What the task requires: Write out all of the entries exactly as given.

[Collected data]
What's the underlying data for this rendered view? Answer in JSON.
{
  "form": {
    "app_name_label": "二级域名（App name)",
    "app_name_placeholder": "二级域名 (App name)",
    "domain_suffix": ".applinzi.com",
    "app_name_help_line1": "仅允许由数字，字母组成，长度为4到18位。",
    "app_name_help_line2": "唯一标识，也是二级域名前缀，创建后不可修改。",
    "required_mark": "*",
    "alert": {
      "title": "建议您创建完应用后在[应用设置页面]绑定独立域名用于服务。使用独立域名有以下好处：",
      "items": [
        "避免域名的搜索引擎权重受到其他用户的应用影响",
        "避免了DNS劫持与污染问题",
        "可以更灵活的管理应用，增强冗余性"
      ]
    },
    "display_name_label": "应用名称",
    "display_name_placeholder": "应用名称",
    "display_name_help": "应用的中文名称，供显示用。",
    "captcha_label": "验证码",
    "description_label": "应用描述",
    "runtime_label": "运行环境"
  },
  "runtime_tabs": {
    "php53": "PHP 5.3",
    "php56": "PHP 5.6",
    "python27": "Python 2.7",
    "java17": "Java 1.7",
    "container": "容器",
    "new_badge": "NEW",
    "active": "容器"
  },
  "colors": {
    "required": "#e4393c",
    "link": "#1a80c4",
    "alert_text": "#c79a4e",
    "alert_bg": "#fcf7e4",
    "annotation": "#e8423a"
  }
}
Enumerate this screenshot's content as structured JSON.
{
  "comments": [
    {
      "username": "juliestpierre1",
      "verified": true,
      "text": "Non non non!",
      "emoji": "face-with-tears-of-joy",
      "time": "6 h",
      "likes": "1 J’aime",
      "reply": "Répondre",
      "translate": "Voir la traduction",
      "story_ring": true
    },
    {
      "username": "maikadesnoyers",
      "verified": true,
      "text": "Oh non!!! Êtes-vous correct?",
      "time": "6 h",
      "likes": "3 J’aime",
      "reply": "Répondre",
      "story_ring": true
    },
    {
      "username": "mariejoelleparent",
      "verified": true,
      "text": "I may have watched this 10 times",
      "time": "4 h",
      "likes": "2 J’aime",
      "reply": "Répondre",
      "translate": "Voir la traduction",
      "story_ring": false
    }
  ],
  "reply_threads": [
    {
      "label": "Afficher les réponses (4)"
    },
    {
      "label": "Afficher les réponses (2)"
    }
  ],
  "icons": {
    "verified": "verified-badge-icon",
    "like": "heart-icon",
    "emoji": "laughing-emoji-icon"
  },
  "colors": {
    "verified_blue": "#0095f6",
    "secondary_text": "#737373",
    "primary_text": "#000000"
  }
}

Solution:
What's the underlying data for this rendered view? Answer in JSON.
{
  "form": {
    "app_name_label": "二级域名（App name)",
    "app_name_placeholder": "二级域名 (App name)",
    "domain_suffix": ".applinzi.com",
    "app_name_help_line1": "仅允许由数字，字母组成，长度为4到18位。",
    "app_name_help_line2": "唯一标识，也是二级域名前缀，创建后不可修改。",
    "required_mark": "*",
    "alert": {
      "title": "建议您创建完应用后在[应用设置页面]绑定独立域名用于服务。使用独立域名有以下好处：",
      "items": [
        "避免域名的搜索引擎权重受到其他用户的应用影响",
        "避免了DNS劫持与污染问题",
        "可以更灵活的管理应用，增强冗余性"
      ]
    },
    "display_name_label": "应用名称",
    "display_name_placeholder": "应用名称",
    "display_name_help": "应用的中文名称，供显示用。",
    "captcha_label": "验证码",
    "description_label": "应用描述",
    "runtime_label": "运行环境"
  },
  "runtime_tabs": {
    "php53": "PHP 5.3",
    "php56": "PHP 5.6",
    "python27": "Python 2.7",
    "java17": "Java 1.7",
    "container": "容器",
    "new_badge": "NEW",
    "active": "容器"
  },
  "colors": {
    "required": "#e4393c",
    "link": "#1a80c4",
    "alert_text": "#c79a4e",
    "alert_bg": "#fcf7e4",
    "annotation": "#e8423a"
  }
}
Enumerate this screenshot's content as structured JSON.
{
  "comments": [
    {
      "username": "juliestpierre1",
      "verified": true,
      "text": "Non non non!",
      "emoji": "face-with-tears-of-joy",
      "time": "6 h",
      "likes": "1 J’aime",
      "reply": "Répondre",
      "translate": "Voir la traduction",
      "story_ring": true
    },
    {
      "username": "maikadesnoyers",
      "verified": true,
      "text": "Oh non!!! Êtes-vous correct?",
      "time": "6 h",
      "likes": "3 J’aime",
      "reply": "Répondre",
      "story_ring": true
    },
    {
      "username": "mariejoelleparent",
      "verified": true,
      "text": "I may have watched this 10 times",
      "time": "4 h",
      "likes": "2 J’aime",
      "reply": "Répondre",
      "translate": "Voir la traduction",
      "story_ring": false
    }
  ],
  "reply_threads": [
    {
      "label": "Afficher les réponses (4)"
    },
    {
      "label": "Afficher les réponses (2)"
    }
  ],
  "icons": {
    "verified": "verified-badge-icon",
    "like": "heart-icon",
    "emoji": "laughing-emoji-icon"
  },
  "colors": {
    "verified_blue": "#0095f6",
    "secondary_text": "#737373",
    "primary_text": "#000000"
  }
}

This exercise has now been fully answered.